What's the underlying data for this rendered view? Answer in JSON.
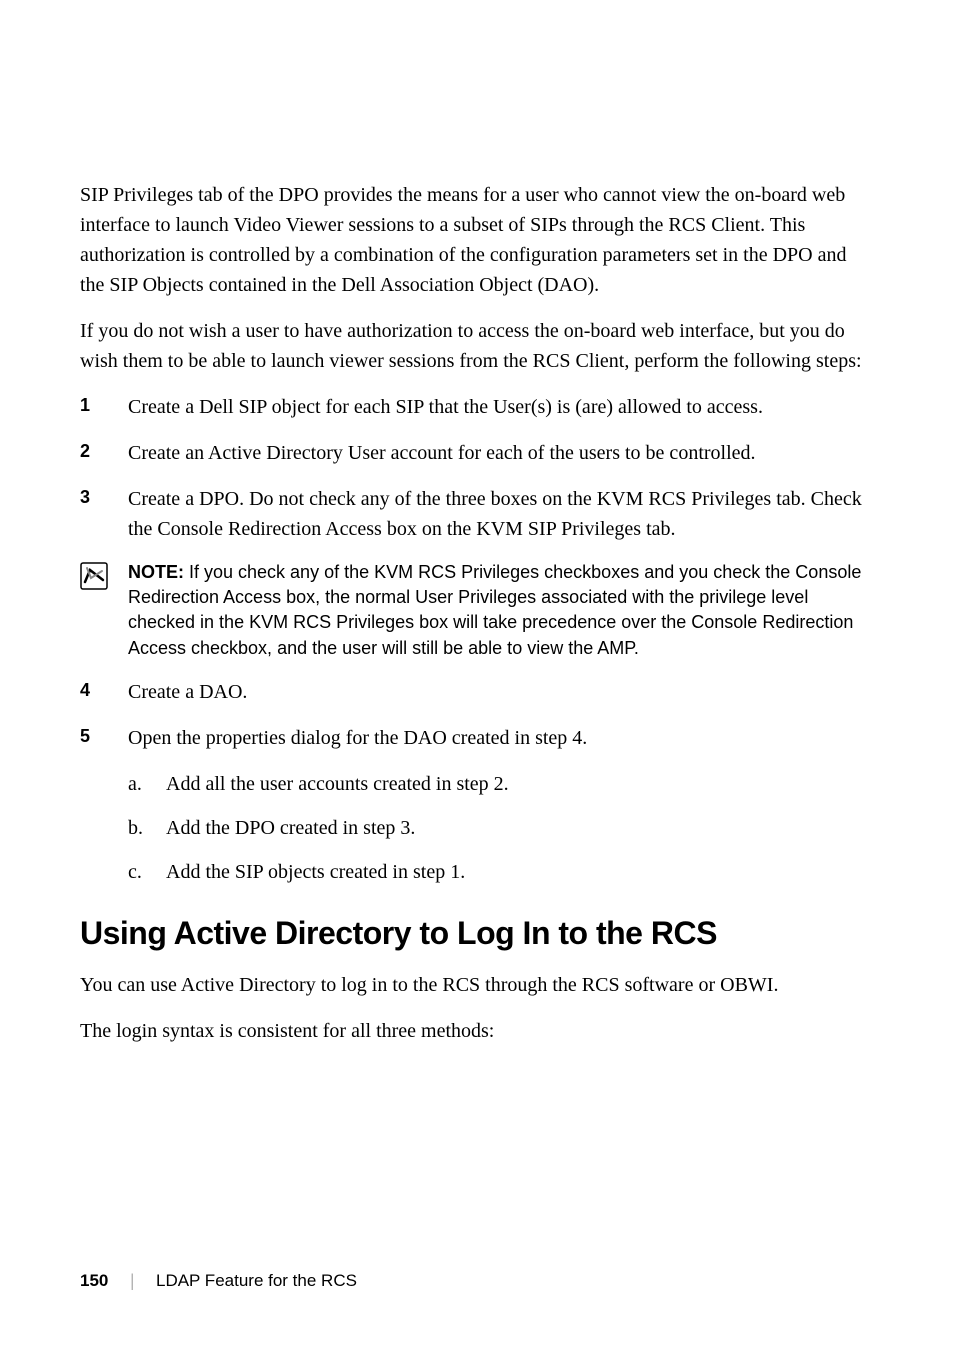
{
  "intro_paragraph_1": "SIP Privileges tab of the DPO provides the means for a user who cannot view the on-board web interface to launch Video Viewer sessions to a subset of SIPs through the RCS Client. This authorization is controlled by a combination of the configuration parameters set in the DPO and the SIP Objects contained in the Dell Association Object (DAO).",
  "intro_paragraph_2": "If you do not wish a user to have authorization to access the on-board web interface, but you do wish them to be able to launch viewer sessions from the RCS Client, perform the following steps:",
  "steps": {
    "1": {
      "num": "1",
      "text": "Create a Dell SIP object for each SIP that the User(s) is (are) allowed to access."
    },
    "2": {
      "num": "2",
      "text": "Create an Active Directory User account for each of the users to be controlled."
    },
    "3": {
      "num": "3",
      "text": "Create a DPO. Do not check any of the three boxes on the KVM RCS Privileges tab. Check the Console Redirection Access box on the KVM SIP Privileges tab."
    },
    "4": {
      "num": "4",
      "text": "Create a DAO."
    },
    "5": {
      "num": "5",
      "text": "Open the properties dialog for the DAO created in step 4."
    }
  },
  "note": {
    "label": "NOTE: ",
    "text": "If you check any of the KVM RCS Privileges checkboxes and you check the Console Redirection Access box, the normal User Privileges associated with the privilege level checked in the KVM RCS Privileges box will take precedence over the Console Redirection Access checkbox, and the user will still be able to view the AMP."
  },
  "substeps": {
    "a": {
      "letter": "a.",
      "text": "Add all the user accounts created in step 2."
    },
    "b": {
      "letter": "b.",
      "text": "Add the DPO created in step 3."
    },
    "c": {
      "letter": "c.",
      "text": "Add the SIP objects created in step 1."
    }
  },
  "section_heading": "Using Active Directory to Log In to the RCS",
  "section_para_1": "You can use Active Directory to log in to the RCS through the RCS software or OBWI.",
  "section_para_2": "The login syntax is consistent for all three methods:",
  "footer": {
    "page": "150",
    "title": "LDAP Feature for the RCS"
  }
}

_ _ _ _ _

- Exercise task -
All of the entries above should be duplicated exactly, except for the pictures.

- Exercise result -
What's the underlying data for this rendered view? Answer in JSON.
{
  "intro_paragraph_1": "SIP Privileges tab of the DPO provides the means for a user who cannot view the on-board web interface to launch Video Viewer sessions to a subset of SIPs through the RCS Client. This authorization is controlled by a combination of the configuration parameters set in the DPO and the SIP Objects contained in the Dell Association Object (DAO).",
  "intro_paragraph_2": "If you do not wish a user to have authorization to access the on-board web interface, but you do wish them to be able to launch viewer sessions from the RCS Client, perform the following steps:",
  "steps": {
    "1": {
      "num": "1",
      "text": "Create a Dell SIP object for each SIP that the User(s) is (are) allowed to access."
    },
    "2": {
      "num": "2",
      "text": "Create an Active Directory User account for each of the users to be controlled."
    },
    "3": {
      "num": "3",
      "text": "Create a DPO. Do not check any of the three boxes on the KVM RCS Privileges tab. Check the Console Redirection Access box on the KVM SIP Privileges tab."
    },
    "4": {
      "num": "4",
      "text": "Create a DAO."
    },
    "5": {
      "num": "5",
      "text": "Open the properties dialog for the DAO created in step 4."
    }
  },
  "note": {
    "label": "NOTE: ",
    "text": "If you check any of the KVM RCS Privileges checkboxes and you check the Console Redirection Access box, the normal User Privileges associated with the privilege level checked in the KVM RCS Privileges box will take precedence over the Console Redirection Access checkbox, and the user will still be able to view the AMP."
  },
  "substeps": {
    "a": {
      "letter": "a.",
      "text": "Add all the user accounts created in step 2."
    },
    "b": {
      "letter": "b.",
      "text": "Add the DPO created in step 3."
    },
    "c": {
      "letter": "c.",
      "text": "Add the SIP objects created in step 1."
    }
  },
  "section_heading": "Using Active Directory to Log In to the RCS",
  "section_para_1": "You can use Active Directory to log in to the RCS through the RCS software or OBWI.",
  "section_para_2": "The login syntax is consistent for all three methods:",
  "footer": {
    "page": "150",
    "title": "LDAP Feature for the RCS"
  }
}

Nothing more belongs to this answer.